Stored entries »
================

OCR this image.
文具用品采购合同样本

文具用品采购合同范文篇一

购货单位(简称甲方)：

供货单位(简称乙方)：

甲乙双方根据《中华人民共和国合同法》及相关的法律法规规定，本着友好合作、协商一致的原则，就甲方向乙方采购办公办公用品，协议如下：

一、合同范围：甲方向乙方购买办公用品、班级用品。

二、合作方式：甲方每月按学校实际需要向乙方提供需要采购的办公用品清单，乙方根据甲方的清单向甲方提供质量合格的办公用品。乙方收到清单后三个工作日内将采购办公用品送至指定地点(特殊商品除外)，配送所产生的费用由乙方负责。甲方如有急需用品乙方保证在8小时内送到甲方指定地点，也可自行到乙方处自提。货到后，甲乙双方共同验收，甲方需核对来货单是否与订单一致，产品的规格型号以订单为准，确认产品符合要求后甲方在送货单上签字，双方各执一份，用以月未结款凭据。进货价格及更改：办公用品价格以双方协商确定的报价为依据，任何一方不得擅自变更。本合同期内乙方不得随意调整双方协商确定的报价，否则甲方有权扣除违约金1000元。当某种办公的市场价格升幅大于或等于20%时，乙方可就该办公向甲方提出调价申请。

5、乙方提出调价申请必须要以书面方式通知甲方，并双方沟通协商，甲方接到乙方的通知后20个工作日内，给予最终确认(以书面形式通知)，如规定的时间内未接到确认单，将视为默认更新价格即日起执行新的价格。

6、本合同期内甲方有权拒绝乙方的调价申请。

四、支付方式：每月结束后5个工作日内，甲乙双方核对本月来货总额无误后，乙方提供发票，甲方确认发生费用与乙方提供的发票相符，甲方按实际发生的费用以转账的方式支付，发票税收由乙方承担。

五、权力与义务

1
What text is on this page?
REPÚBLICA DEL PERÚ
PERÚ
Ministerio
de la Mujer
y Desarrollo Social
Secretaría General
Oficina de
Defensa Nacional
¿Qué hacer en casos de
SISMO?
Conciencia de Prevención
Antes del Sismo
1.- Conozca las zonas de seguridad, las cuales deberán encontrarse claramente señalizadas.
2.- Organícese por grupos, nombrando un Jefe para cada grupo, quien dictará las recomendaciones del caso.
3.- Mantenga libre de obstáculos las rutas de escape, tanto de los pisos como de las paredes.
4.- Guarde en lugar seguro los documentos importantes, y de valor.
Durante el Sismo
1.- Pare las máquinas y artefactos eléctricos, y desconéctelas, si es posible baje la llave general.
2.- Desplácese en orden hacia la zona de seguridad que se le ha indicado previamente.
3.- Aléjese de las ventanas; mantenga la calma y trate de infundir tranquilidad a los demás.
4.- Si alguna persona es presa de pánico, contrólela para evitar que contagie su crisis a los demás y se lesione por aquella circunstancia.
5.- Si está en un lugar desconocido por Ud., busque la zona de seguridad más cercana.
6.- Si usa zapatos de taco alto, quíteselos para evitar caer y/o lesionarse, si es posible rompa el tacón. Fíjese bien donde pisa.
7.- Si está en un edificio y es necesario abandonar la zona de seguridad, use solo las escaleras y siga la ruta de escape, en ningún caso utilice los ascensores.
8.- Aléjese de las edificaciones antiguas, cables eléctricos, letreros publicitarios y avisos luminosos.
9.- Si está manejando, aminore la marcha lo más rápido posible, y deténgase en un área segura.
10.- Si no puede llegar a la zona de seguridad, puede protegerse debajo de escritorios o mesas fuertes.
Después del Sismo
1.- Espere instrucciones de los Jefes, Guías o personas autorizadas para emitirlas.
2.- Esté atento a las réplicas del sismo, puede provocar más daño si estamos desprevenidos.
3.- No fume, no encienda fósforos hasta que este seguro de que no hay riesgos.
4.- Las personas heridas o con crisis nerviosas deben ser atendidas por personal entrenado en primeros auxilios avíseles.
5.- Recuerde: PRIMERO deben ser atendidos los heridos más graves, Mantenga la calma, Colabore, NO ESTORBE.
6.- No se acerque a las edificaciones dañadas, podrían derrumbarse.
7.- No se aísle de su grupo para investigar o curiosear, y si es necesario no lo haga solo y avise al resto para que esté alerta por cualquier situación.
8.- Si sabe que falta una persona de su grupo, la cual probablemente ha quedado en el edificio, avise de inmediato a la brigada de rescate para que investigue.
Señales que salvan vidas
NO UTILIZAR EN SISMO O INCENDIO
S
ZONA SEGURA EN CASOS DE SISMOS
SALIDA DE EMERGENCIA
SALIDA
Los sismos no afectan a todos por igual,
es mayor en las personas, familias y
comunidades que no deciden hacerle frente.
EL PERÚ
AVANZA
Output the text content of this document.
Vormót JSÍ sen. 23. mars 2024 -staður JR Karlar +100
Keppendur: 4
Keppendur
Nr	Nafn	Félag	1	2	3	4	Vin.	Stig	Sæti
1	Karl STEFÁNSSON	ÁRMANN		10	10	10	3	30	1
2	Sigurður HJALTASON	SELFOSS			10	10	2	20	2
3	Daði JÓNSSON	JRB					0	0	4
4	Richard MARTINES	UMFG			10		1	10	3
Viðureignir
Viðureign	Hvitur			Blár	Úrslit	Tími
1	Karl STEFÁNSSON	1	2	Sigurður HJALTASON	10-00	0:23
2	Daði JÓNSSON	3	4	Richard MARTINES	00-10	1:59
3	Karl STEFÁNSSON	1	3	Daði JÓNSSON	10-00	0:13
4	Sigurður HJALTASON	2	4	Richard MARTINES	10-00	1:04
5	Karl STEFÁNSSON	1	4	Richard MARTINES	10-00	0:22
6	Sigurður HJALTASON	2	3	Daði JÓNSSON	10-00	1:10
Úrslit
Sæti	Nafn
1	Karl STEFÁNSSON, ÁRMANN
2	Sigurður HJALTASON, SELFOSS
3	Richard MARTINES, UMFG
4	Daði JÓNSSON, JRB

================

What to work on » Repeat every entry word for word.

Task result »
OCR this image.
文具用品采购合同样本

文具用品采购合同范文篇一

购货单位(简称甲方)：

供货单位(简称乙方)：

甲乙双方根据《中华人民共和国合同法》及相关的法律法规规定，本着友好合作、协商一致的原则，就甲方向乙方采购办公办公用品，协议如下：

一、合同范围：甲方向乙方购买办公用品、班级用品。

二、合作方式：甲方每月按学校实际需要向乙方提供需要采购的办公用品清单，乙方根据甲方的清单向甲方提供质量合格的办公用品。乙方收到清单后三个工作日内将采购办公用品送至指定地点(特殊商品除外)，配送所产生的费用由乙方负责。甲方如有急需用品乙方保证在8小时内送到甲方指定地点，也可自行到乙方处自提。货到后，甲乙双方共同验收，甲方需核对来货单是否与订单一致，产品的规格型号以订单为准，确认产品符合要求后甲方在送货单上签字，双方各执一份，用以月未结款凭据。进货价格及更改：办公用品价格以双方协商确定的报价为依据，任何一方不得擅自变更。本合同期内乙方不得随意调整双方协商确定的报价，否则甲方有权扣除违约金1000元。当某种办公的市场价格升幅大于或等于20%时，乙方可就该办公向甲方提出调价申请。

5、乙方提出调价申请必须要以书面方式通知甲方，并双方沟通协商，甲方接到乙方的通知后20个工作日内，给予最终确认(以书面形式通知)，如规定的时间内未接到确认单，将视为默认更新价格即日起执行新的价格。

6、本合同期内甲方有权拒绝乙方的调价申请。

四、支付方式：每月结束后5个工作日内，甲乙双方核对本月来货总额无误后，乙方提供发票，甲方确认发生费用与乙方提供的发票相符，甲方按实际发生的费用以转账的方式支付，发票税收由乙方承担。

五、权力与义务

1
What text is on this page?
REPÚBLICA DEL PERÚ
PERÚ
Ministerio
de la Mujer
y Desarrollo Social
Secretaría General
Oficina de
Defensa Nacional
¿Qué hacer en casos de
SISMO?
Conciencia de Prevención
Antes del Sismo
1.- Conozca las zonas de seguridad, las cuales deberán encontrarse claramente señalizadas.
2.- Organícese por grupos, nombrando un Jefe para cada grupo, quien dictará las recomendaciones del caso.
3.- Mantenga libre de obstáculos las rutas de escape, tanto de los pisos como de las paredes.
4.- Guarde en lugar seguro los documentos importantes, y de valor.
Durante el Sismo
1.- Pare las máquinas y artefactos eléctricos, y desconéctelas, si es posible baje la llave general.
2.- Desplácese en orden hacia la zona de seguridad que se le ha indicado previamente.
3.- Aléjese de las ventanas; mantenga la calma y trate de infundir tranquilidad a los demás.
4.- Si alguna persona es presa de pánico, contrólela para evitar que contagie su crisis a los demás y se lesione por aquella circunstancia.
5.- Si está en un lugar desconocido por Ud., busque la zona de seguridad más cercana.
6.- Si usa zapatos de taco alto, quíteselos para evitar caer y/o lesionarse, si es posible rompa el tacón. Fíjese bien donde pisa.
7.- Si está en un edificio y es necesario abandonar la zona de seguridad, use solo las escaleras y siga la ruta de escape, en ningún caso utilice los ascensores.
8.- Aléjese de las edificaciones antiguas, cables eléctricos, letreros publicitarios y avisos luminosos.
9.- Si está manejando, aminore la marcha lo más rápido posible, y deténgase en un área segura.
10.- Si no puede llegar a la zona de seguridad, puede protegerse debajo de escritorios o mesas fuertes.
Después del Sismo
1.- Espere instrucciones de los Jefes, Guías o personas autorizadas para emitirlas.
2.- Esté atento a las réplicas del sismo, puede provocar más daño si estamos desprevenidos.
3.- No fume, no encienda fósforos hasta que este seguro de que no hay riesgos.
4.- Las personas heridas o con crisis nerviosas deben ser atendidas por personal entrenado en primeros auxilios avíseles.
5.- Recuerde: PRIMERO deben ser atendidos los heridos más graves, Mantenga la calma, Colabore, NO ESTORBE.
6.- No se acerque a las edificaciones dañadas, podrían derrumbarse.
7.- No se aísle de su grupo para investigar o curiosear, y si es necesario no lo haga solo y avise al resto para que esté alerta por cualquier situación.
8.- Si sabe que falta una persona de su grupo, la cual probablemente ha quedado en el edificio, avise de inmediato a la brigada de rescate para que investigue.
Señales que salvan vidas
NO UTILIZAR EN SISMO O INCENDIO
S
ZONA SEGURA EN CASOS DE SISMOS
SALIDA DE EMERGENCIA
SALIDA
Los sismos no afectan a todos por igual,
es mayor en las personas, familias y
comunidades que no deciden hacerle frente.
EL PERÚ
AVANZA
Output the text content of this document.
Vormót JSÍ sen. 23. mars 2024 -staður JR Karlar +100
Keppendur: 4
Keppendur
Nr	Nafn	Félag	1	2	3	4	Vin.	Stig	Sæti
1	Karl STEFÁNSSON	ÁRMANN		10	10	10	3	30	1
2	Sigurður HJALTASON	SELFOSS			10	10	2	20	2
3	Daði JÓNSSON	JRB					0	0	4
4	Richard MARTINES	UMFG			10		1	10	3
Viðureignir
Viðureign	Hvitur			Blár	Úrslit	Tími
1	Karl STEFÁNSSON	1	2	Sigurður HJALTASON	10-00	0:23
2	Daði JÓNSSON	3	4	Richard MARTINES	00-10	1:59
3	Karl STEFÁNSSON	1	3	Daði JÓNSSON	10-00	0:13
4	Sigurður HJALTASON	2	4	Richard MARTINES	10-00	1:04
5	Karl STEFÁNSSON	1	4	Richard MARTINES	10-00	0:22
6	Sigurður HJALTASON	2	3	Daði JÓNSSON	10-00	1:10
Úrslit
Sæti	Nafn
1	Karl STEFÁNSSON, ÁRMANN
2	Sigurður HJALTASON, SELFOSS
3	Richard MARTINES, UMFG
4	Daði JÓNSSON, JRB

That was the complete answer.